# [What the exercise asks]
Reproduce every entry exactly as shown.
- - - - - - -
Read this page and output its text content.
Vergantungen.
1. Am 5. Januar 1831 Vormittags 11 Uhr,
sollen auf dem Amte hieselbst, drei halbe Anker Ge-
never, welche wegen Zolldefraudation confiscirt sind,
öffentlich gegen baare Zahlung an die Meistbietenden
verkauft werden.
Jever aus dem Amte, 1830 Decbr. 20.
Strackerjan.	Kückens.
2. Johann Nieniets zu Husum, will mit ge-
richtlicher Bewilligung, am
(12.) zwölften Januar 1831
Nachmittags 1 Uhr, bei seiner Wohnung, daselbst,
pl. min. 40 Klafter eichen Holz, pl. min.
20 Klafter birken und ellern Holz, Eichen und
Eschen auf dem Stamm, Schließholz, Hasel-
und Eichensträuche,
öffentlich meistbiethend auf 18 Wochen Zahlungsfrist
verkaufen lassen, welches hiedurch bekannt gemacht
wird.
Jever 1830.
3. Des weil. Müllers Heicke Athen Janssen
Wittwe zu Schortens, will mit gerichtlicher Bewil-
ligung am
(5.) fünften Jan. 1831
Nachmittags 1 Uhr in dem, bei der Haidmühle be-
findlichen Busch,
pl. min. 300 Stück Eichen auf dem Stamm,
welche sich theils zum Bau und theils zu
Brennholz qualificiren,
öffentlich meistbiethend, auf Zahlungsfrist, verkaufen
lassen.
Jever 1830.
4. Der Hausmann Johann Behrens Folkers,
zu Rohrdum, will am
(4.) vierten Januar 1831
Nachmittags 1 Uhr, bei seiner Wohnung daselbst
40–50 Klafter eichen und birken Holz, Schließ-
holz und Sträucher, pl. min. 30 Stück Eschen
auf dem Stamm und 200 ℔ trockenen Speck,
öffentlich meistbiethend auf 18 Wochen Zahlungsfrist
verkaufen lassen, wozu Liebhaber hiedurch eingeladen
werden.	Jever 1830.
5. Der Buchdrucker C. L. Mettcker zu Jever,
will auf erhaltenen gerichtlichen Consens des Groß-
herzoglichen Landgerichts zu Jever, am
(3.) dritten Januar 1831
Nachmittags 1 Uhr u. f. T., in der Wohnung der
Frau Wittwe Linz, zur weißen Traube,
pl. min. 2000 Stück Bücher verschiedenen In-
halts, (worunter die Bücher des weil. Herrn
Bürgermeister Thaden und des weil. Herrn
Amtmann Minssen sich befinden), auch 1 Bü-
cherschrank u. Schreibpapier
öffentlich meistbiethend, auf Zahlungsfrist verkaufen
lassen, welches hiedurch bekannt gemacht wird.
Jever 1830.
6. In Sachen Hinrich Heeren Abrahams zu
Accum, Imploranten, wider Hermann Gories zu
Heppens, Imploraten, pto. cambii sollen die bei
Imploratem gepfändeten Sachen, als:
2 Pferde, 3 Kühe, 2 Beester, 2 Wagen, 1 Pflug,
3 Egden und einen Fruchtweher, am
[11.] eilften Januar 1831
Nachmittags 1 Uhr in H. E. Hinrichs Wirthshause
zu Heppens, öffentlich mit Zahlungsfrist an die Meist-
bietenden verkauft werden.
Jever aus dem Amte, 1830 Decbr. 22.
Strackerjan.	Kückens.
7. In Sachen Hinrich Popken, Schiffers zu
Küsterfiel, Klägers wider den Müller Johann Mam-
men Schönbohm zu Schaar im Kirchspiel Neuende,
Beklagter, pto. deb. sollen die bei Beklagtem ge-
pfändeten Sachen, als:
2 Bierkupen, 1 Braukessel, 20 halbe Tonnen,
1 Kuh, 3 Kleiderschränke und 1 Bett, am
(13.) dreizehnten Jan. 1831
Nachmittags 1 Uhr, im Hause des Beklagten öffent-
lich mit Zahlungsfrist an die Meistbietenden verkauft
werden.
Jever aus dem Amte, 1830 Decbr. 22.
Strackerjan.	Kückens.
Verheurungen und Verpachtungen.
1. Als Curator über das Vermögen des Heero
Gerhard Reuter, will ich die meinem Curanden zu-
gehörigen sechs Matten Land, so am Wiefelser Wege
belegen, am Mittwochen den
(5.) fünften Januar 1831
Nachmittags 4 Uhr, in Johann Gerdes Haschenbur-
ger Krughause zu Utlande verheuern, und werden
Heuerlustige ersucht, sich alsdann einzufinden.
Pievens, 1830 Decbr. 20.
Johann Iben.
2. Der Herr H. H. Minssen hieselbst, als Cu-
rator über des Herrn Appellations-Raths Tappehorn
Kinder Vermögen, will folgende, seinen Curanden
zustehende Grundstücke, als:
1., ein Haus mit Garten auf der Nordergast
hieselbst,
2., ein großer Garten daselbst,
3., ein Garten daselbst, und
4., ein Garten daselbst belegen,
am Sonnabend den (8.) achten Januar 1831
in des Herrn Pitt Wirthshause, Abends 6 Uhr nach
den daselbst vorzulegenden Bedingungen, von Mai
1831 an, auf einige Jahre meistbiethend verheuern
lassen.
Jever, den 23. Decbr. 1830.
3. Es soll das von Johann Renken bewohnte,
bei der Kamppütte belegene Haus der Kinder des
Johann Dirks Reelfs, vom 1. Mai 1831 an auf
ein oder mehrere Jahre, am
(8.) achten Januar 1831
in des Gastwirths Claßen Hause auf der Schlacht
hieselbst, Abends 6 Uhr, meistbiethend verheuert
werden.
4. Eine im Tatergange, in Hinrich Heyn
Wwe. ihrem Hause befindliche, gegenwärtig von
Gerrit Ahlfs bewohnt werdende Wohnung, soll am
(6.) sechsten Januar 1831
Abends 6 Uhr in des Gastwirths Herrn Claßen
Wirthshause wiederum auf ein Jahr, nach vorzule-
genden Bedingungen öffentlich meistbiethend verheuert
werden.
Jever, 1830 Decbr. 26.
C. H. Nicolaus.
- - - - - - -
# [Exercise response]
Read this page and output its text content.
Vergantungen.
1. Am 5. Januar 1831 Vormittags 11 Uhr,
sollen auf dem Amte hieselbst, drei halbe Anker Ge-
never, welche wegen Zolldefraudation confiscirt sind,
öffentlich gegen baare Zahlung an die Meistbietenden
verkauft werden.
Jever aus dem Amte, 1830 Decbr. 20.
Strackerjan.	Kückens.
2. Johann Nieniets zu Husum, will mit ge-
richtlicher Bewilligung, am
(12.) zwölften Januar 1831
Nachmittags 1 Uhr, bei seiner Wohnung, daselbst,
pl. min. 40 Klafter eichen Holz, pl. min.
20 Klafter birken und ellern Holz, Eichen und
Eschen auf dem Stamm, Schließholz, Hasel-
und Eichensträuche,
öffentlich meistbiethend auf 18 Wochen Zahlungsfrist
verkaufen lassen, welches hiedurch bekannt gemacht
wird.
Jever 1830.
3. Des weil. Müllers Heicke Athen Janssen
Wittwe zu Schortens, will mit gerichtlicher Bewil-
ligung am
(5.) fünften Jan. 1831
Nachmittags 1 Uhr in dem, bei der Haidmühle be-
findlichen Busch,
pl. min. 300 Stück Eichen auf dem Stamm,
welche sich theils zum Bau und theils zu
Brennholz qualificiren,
öffentlich meistbiethend, auf Zahlungsfrist, verkaufen
lassen.
Jever 1830.
4. Der Hausmann Johann Behrens Folkers,
zu Rohrdum, will am
(4.) vierten Januar 1831
Nachmittags 1 Uhr, bei seiner Wohnung daselbst
40–50 Klafter eichen und birken Holz, Schließ-
holz und Sträucher, pl. min. 30 Stück Eschen
auf dem Stamm und 200 ℔ trockenen Speck,
öffentlich meistbiethend auf 18 Wochen Zahlungsfrist
verkaufen lassen, wozu Liebhaber hiedurch eingeladen
werden.	Jever 1830.
5. Der Buchdrucker C. L. Mettcker zu Jever,
will auf erhaltenen gerichtlichen Consens des Groß-
herzoglichen Landgerichts zu Jever, am
(3.) dritten Januar 1831
Nachmittags 1 Uhr u. f. T., in der Wohnung der
Frau Wittwe Linz, zur weißen Traube,
pl. min. 2000 Stück Bücher verschiedenen In-
halts, (worunter die Bücher des weil. Herrn
Bürgermeister Thaden und des weil. Herrn
Amtmann Minssen sich befinden), auch 1 Bü-
cherschrank u. Schreibpapier
öffentlich meistbiethend, auf Zahlungsfrist verkaufen
lassen, welches hiedurch bekannt gemacht wird.
Jever 1830.
6. In Sachen Hinrich Heeren Abrahams zu
Accum, Imploranten, wider Hermann Gories zu
Heppens, Imploraten, pto. cambii sollen die bei
Imploratem gepfändeten Sachen, als:
2 Pferde, 3 Kühe, 2 Beester, 2 Wagen, 1 Pflug,
3 Egden und einen Fruchtweher, am
[11.] eilften Januar 1831
Nachmittags 1 Uhr in H. E. Hinrichs Wirthshause
zu Heppens, öffentlich mit Zahlungsfrist an die Meist-
bietenden verkauft werden.
Jever aus dem Amte, 1830 Decbr. 22.
Strackerjan.	Kückens.
7. In Sachen Hinrich Popken, Schiffers zu
Küsterfiel, Klägers wider den Müller Johann Mam-
men Schönbohm zu Schaar im Kirchspiel Neuende,
Beklagter, pto. deb. sollen die bei Beklagtem ge-
pfändeten Sachen, als:
2 Bierkupen, 1 Braukessel, 20 halbe Tonnen,
1 Kuh, 3 Kleiderschränke und 1 Bett, am
(13.) dreizehnten Jan. 1831
Nachmittags 1 Uhr, im Hause des Beklagten öffent-
lich mit Zahlungsfrist an die Meistbietenden verkauft
werden.
Jever aus dem Amte, 1830 Decbr. 22.
Strackerjan.	Kückens.
Verheurungen und Verpachtungen.
1. Als Curator über das Vermögen des Heero
Gerhard Reuter, will ich die meinem Curanden zu-
gehörigen sechs Matten Land, so am Wiefelser Wege
belegen, am Mittwochen den
(5.) fünften Januar 1831
Nachmittags 4 Uhr, in Johann Gerdes Haschenbur-
ger Krughause zu Utlande verheuern, und werden
Heuerlustige ersucht, sich alsdann einzufinden.
Pievens, 1830 Decbr. 20.
Johann Iben.
2. Der Herr H. H. Minssen hieselbst, als Cu-
rator über des Herrn Appellations-Raths Tappehorn
Kinder Vermögen, will folgende, seinen Curanden
zustehende Grundstücke, als:
1., ein Haus mit Garten auf der Nordergast
hieselbst,
2., ein großer Garten daselbst,
3., ein Garten daselbst, und
4., ein Garten daselbst belegen,
am Sonnabend den (8.) achten Januar 1831
in des Herrn Pitt Wirthshause, Abends 6 Uhr nach
den daselbst vorzulegenden Bedingungen, von Mai
1831 an, auf einige Jahre meistbiethend verheuern
lassen.
Jever, den 23. Decbr. 1830.
3. Es soll das von Johann Renken bewohnte,
bei der Kamppütte belegene Haus der Kinder des
Johann Dirks Reelfs, vom 1. Mai 1831 an auf
ein oder mehrere Jahre, am
(8.) achten Januar 1831
in des Gastwirths Claßen Hause auf der Schlacht
hieselbst, Abends 6 Uhr, meistbiethend verheuert
werden.
4. Eine im Tatergange, in Hinrich Heyn
Wwe. ihrem Hause befindliche, gegenwärtig von
Gerrit Ahlfs bewohnt werdende Wohnung, soll am
(6.) sechsten Januar 1831
Abends 6 Uhr in des Gastwirths Herrn Claßen
Wirthshause wiederum auf ein Jahr, nach vorzule-
genden Bedingungen öffentlich meistbiethend verheuert
werden.
Jever, 1830 Decbr. 26.
C. H. Nicolaus.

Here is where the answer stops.